=== ASSIGNMENT ===
Write the next part of the article on the Willow breast pump, starting right after its last sentence.

=== DOCUMENT TEXT ===
Finish and repeat two to four times each workday.

All told, I spend at least one hour every day I'm working in what I call pumping prison. I partially wrote this story in a windowless room, latched to a breastpump. Over the hundreds (thousands?) of hours I've spent in pumping prison, I've tried to come up with an analogy for how disruptive, uncomfortable and time-consuming it is. 

The best I've come up with: Imagine donating blood plasm every three hours a day, each day you're working, no matter where you are or what else you need be be doing, half-naked and acting as your own nurse, too.

Watch this: Willow wants to reinvent the breast pump design

The goal of Willow is "to give moms their lives back and dignity back," said Naomi Kelman, Willow's CEO.

Willow is a pair of gadgets generally shaped like a cupped hand that independently contain the entire pumping apparatus, so you can wear it inside your clothing. Encasing a near-silent motor, storage bag and battery system, the design of Willow means that women can pump out in the open, in the middle of doing whatever their doing, without most people even noticing. 

I won't lie: When I first heard about Willow, the concept blew my mind. 

Using Willow holds the potential for a less uncomfortable pumping experience, in several ways. Fundamentally, you wouldn't need to sit partially undressed for 20 minutes at work, of course, but Willow has other comfort-level advantages. Its suction is lower than traditional pumps -- Kelman says this is by design, because those pumps are usually creating suction through long plastic tubes that tether a flange on your body to the pump itself sitting on a table near you.

=== AVAILABLE DATA ===
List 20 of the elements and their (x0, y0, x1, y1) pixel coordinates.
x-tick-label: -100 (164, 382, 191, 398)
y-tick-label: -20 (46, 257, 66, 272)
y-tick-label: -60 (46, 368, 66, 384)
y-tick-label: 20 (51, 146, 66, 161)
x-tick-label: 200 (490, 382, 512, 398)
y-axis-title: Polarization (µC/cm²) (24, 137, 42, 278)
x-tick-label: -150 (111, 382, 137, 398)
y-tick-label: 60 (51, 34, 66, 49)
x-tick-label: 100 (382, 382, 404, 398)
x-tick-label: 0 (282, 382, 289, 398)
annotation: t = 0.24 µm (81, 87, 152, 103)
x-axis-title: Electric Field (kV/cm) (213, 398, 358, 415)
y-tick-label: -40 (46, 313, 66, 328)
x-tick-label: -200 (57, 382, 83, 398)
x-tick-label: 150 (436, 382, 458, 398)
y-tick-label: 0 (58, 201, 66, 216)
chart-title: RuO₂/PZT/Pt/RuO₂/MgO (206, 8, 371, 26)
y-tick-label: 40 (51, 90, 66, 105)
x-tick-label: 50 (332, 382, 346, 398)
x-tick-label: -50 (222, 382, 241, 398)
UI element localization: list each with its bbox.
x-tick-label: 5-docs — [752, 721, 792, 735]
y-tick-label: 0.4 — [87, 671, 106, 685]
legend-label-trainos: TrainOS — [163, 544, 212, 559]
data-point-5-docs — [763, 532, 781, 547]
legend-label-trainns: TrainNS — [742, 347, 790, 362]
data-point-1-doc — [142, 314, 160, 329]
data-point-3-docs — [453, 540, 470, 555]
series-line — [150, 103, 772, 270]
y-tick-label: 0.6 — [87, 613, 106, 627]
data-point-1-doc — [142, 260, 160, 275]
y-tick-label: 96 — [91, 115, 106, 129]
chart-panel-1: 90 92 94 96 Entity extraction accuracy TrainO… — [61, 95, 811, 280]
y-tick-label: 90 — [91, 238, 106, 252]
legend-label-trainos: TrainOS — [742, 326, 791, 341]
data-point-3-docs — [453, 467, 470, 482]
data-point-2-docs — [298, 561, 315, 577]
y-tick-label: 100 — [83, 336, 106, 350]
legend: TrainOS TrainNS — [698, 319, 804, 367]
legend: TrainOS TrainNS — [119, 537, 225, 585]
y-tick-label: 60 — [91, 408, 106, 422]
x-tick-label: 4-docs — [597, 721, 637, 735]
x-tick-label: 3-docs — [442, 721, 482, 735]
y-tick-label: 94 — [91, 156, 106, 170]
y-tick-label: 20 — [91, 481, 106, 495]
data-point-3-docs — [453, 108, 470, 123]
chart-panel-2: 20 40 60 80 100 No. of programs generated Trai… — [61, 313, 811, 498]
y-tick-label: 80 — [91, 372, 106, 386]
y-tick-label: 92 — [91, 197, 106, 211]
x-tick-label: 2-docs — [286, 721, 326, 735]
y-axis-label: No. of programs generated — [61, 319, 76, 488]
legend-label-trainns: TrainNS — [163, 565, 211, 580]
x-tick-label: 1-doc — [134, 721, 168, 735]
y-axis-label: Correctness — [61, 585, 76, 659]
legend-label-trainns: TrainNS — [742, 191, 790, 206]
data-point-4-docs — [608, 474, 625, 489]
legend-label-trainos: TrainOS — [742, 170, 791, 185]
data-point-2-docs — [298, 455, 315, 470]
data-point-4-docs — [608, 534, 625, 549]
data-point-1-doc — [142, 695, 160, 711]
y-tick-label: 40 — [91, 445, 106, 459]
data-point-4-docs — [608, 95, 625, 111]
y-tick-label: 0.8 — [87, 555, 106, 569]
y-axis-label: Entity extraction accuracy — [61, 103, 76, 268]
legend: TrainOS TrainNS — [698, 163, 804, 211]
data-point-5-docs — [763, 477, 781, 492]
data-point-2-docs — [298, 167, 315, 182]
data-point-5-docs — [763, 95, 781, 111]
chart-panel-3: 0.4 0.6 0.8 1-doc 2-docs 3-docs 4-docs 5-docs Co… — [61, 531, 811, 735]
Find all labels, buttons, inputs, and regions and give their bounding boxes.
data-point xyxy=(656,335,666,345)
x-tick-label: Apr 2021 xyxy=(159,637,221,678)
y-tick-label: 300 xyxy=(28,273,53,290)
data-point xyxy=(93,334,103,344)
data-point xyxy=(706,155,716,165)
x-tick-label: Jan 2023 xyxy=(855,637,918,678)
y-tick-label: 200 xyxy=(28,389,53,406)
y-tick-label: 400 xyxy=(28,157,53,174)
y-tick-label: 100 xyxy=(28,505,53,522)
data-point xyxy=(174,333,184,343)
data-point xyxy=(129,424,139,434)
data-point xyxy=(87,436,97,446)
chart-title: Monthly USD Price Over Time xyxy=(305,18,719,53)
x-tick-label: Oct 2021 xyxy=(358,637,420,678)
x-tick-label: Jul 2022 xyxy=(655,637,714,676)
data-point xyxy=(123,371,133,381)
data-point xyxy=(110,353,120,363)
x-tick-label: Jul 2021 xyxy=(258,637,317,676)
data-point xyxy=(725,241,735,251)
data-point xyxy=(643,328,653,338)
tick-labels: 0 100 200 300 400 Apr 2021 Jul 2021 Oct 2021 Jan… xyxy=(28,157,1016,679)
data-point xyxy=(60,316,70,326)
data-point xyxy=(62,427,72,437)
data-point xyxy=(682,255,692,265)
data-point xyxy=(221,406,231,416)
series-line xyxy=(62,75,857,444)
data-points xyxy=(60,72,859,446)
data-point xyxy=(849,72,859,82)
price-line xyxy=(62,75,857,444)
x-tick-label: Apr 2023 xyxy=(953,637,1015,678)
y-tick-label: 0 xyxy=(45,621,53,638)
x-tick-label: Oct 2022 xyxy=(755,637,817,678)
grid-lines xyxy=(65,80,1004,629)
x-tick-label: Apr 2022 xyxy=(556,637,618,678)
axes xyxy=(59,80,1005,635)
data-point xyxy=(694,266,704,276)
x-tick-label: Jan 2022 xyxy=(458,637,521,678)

=== WRITTEN REPLY ===
Willow's two parts open to show the doughnut-shaped storage bag inside

Willow's doughnut-shaped storage bags fit inside the pump itself, which has its own cordless motor so you can pump as you go about your day.

Willow

And Willow doesn't need the woman to manually change its speed, because it automatically adjusts to your body's flow of milk: fast to trigger expression and slow to collect.

But Willow has drawbacks, too. 

Cost is the primary downside. The pump is priced at $479, at the high end of the range for non-hospital-grade breast pumps, the kind that most working moms use. And Willow doesn't yet participate in any health insurance subsidies. Since the Affordable Care Act (a.k.a. Obamacare) in 2010, almost all health insurance plans are required to provide a free breast pump. Willow doesn't participate in any plans yet. 

However, Willow and its supplies qualify for purchase with pre-tax dollars in a health savings account, which can lower a portion of the cost.

Still, Willow's devices each have their own storage bag inside to collect milk, and each bag costs 50 cents -- so every time you pump, it costs you a dollar. The bags themselves store 4 ounces. At the height of your milk production, you may find that one breast might express more than that in single session, tapping the incremental costs higher.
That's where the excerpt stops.